Work instructions.
A - In the health check endpoints document, what does the status "degraded" mean?
B - Please write the next part of the health check endpoints document, picking up after its last line.

Document.
Health Check Endpoints
Primary Health Endpoint
Returns overall system health status:
{
"status": "healthy",
"timestamp": "2026-01-16T10:30:00Z",
"version": "1.0.0",
"components": {
"api": "healthy",
"database": "healthy",
"redis": "healthy"
},
"uptime_seconds": 86400
}
| Status | Description |
|---|
healthy | All systems operational |
degraded | Some components impaired |
unhealthy | Critical components failing |
Component Health
Database Health
{
"status": "healthy",
"latency_ms": 12,
"connection_pool": {
"active": 5,
"idle": 15,
"max": 20
}
}
Redis Health
{
"status": "healthy",
"latency_ms": 2,
"memory_used_mb": 45,
"memory_max_mb": 256
}
Implementation
FastAPI Health Endpoint
# backend/app/routers/health.py
from fastapi import APIRouter, Response
from datetime import datetime
import time
router = APIRouter()
start_time = time.time()
@router.get("/health")
async def health_check():
components = {}
overall_status = "healthy"

Provided material.

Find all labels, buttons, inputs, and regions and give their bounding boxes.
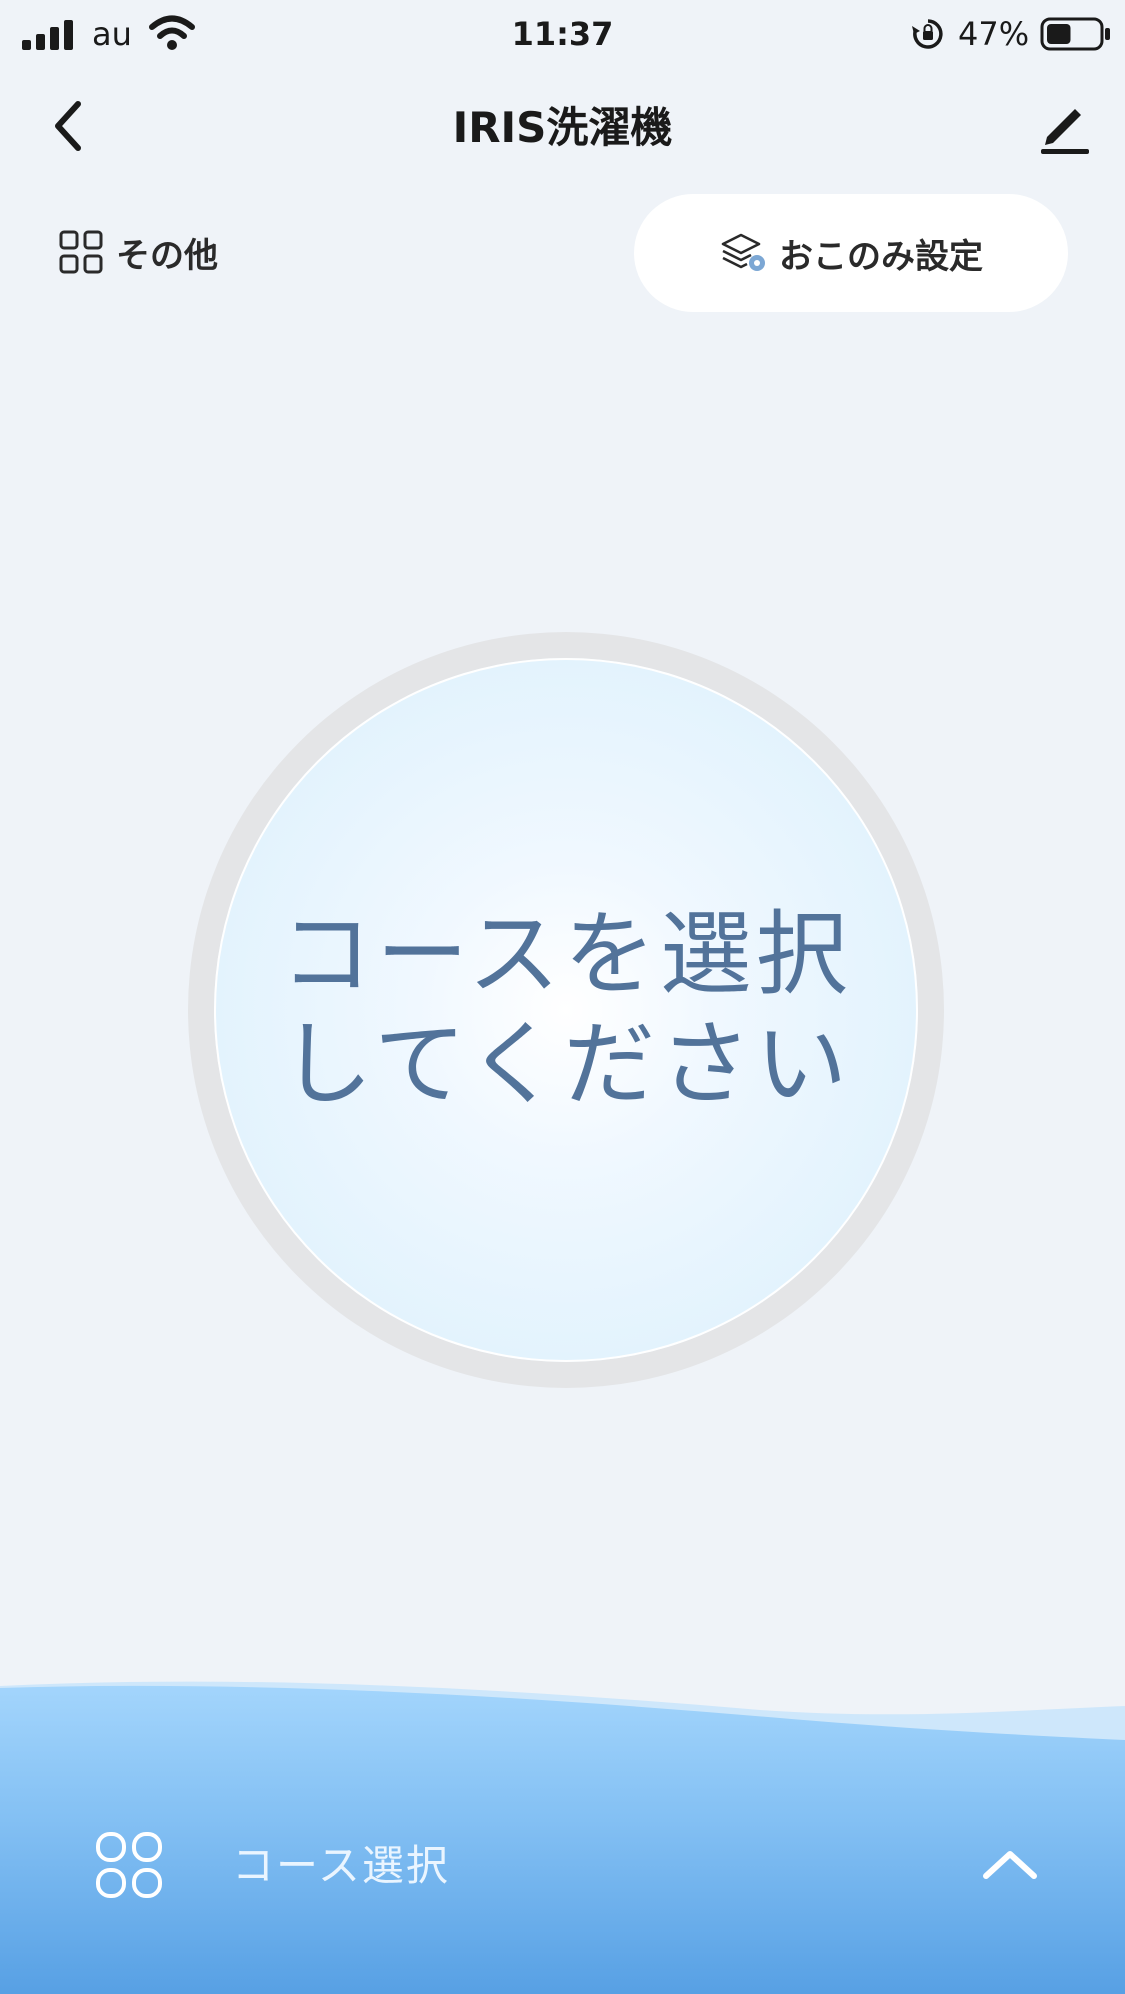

Results of the exercise.
A - Some components are impaired.

B -
# Check database
try:
db_start = time.time()
await db.execute("SELECT 1")
db_latency = (time.time() - db_start) * 1000
components["database"] = {
"status": "healthy",
"latency_ms": round(db_latency, 2)
}
except Exception as e:
components["database"] = {
"status": "unhealthy",
"error": str(e)
}
overall_status = "unhealthy"
# Check Redis
try:
redis_start = time.time()
await redis.ping()
redis_latency = (time.time() - redis_start) * 1000
components["redis"] = {
"status": "healthy",
"latency_ms": round(redis_latency, 2)
}
except Exception as e:
components["redis"] = {
"status": "degraded",
"error": str(e)
}
if overall_status == "healthy":
overall_status = "degraded"
return {
"status": overall_status,
"timestamp": datetime.utcnow().isoformat() + "Z",
"version": settings.APP_VERSION,
"components": components,
"uptime_seconds": int(time.time() - start_time)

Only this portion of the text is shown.